▸ DIRECTIVE:
Write out every record below exactly as it appears.

▸ STORED RECORDS:
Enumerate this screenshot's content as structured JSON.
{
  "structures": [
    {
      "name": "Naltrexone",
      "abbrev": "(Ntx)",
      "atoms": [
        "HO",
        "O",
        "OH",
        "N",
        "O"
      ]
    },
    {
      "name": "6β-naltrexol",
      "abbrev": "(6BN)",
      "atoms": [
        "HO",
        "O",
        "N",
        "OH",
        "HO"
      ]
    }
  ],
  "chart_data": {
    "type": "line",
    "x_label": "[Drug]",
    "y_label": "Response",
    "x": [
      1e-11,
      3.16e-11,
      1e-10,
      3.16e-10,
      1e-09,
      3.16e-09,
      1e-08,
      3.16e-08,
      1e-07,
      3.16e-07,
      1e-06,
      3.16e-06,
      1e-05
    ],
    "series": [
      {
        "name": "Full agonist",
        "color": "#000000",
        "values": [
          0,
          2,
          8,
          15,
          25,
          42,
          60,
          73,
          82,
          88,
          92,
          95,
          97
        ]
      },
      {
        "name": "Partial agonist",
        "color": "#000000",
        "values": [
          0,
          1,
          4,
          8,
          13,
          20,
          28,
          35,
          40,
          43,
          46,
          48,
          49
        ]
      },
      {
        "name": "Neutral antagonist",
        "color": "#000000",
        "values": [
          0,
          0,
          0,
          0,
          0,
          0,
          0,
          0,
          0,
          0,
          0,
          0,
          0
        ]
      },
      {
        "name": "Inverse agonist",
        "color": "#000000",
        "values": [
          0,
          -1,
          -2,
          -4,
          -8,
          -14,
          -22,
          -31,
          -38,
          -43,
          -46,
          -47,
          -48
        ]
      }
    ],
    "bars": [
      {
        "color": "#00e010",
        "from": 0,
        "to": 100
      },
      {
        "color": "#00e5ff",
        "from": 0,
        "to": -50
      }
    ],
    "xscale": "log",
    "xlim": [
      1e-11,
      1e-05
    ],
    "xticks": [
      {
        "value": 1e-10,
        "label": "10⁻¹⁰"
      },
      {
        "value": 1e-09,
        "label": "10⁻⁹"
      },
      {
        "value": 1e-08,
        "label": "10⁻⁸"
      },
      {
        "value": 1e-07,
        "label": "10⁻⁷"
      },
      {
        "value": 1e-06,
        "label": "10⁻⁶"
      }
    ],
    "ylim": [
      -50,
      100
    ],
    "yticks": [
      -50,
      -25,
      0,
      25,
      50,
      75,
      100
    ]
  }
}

▸ THE OUTPUT:
Enumerate this screenshot's content as structured JSON.
{
  "structures": [
    {
      "name": "Naltrexone",
      "abbrev": "(Ntx)",
      "atoms": [
        "HO",
        "O",
        "OH",
        "N",
        "O"
      ]
    },
    {
      "name": "6β-naltrexol",
      "abbrev": "(6BN)",
      "atoms": [
        "HO",
        "O",
        "N",
        "OH",
        "HO"
      ]
    }
  ],
  "chart_data": {
    "type": "line",
    "x_label": "[Drug]",
    "y_label": "Response",
    "x": [
      1e-11,
      3.16e-11,
      1e-10,
      3.16e-10,
      1e-09,
      3.16e-09,
      1e-08,
      3.16e-08,
      1e-07,
      3.16e-07,
      1e-06,
      3.16e-06,
      1e-05
    ],
    "series": [
      {
        "name": "Full agonist",
        "color": "#000000",
        "values": [
          0,
          2,
          8,
          15,
          25,
          42,
          60,
          73,
          82,
          88,
          92,
          95,
          97
        ]
      },
      {
        "name": "Partial agonist",
        "color": "#000000",
        "values": [
          0,
          1,
          4,
          8,
          13,
          20,
          28,
          35,
          40,
          43,
          46,
          48,
          49
        ]
      },
      {
        "name": "Neutral antagonist",
        "color": "#000000",
        "values": [
          0,
          0,
          0,
          0,
          0,
          0,
          0,
          0,
          0,
          0,
          0,
          0,
          0
        ]
      },
      {
        "name": "Inverse agonist",
        "color": "#000000",
        "values": [
          0,
          -1,
          -2,
          -4,
          -8,
          -14,
          -22,
          -31,
          -38,
          -43,
          -46,
          -47,
          -48
        ]
      }
    ],
    "bars": [
      {
        "color": "#00e010",
        "from": 0,
        "to": 100
      },
      {
        "color": "#00e5ff",
        "from": 0,
        "to": -50
      }
    ],
    "xscale": "log",
    "xlim": [
      1e-11,
      1e-05
    ],
    "xticks": [
      {
        "value": 1e-10,
        "label": "10⁻¹⁰"
      },
      {
        "value": 1e-09,
        "label": "10⁻⁹"
      },
      {
        "value": 1e-08,
        "label": "10⁻⁸"
      },
      {
        "value": 1e-07,
        "label": "10⁻⁷"
      },
      {
        "value": 1e-06,
        "label": "10⁻⁶"
      }
    ],
    "ylim": [
      -50,
      100
    ],
    "yticks": [
      -50,
      -25,
      0,
      25,
      50,
      75,
      100
    ]
  }
}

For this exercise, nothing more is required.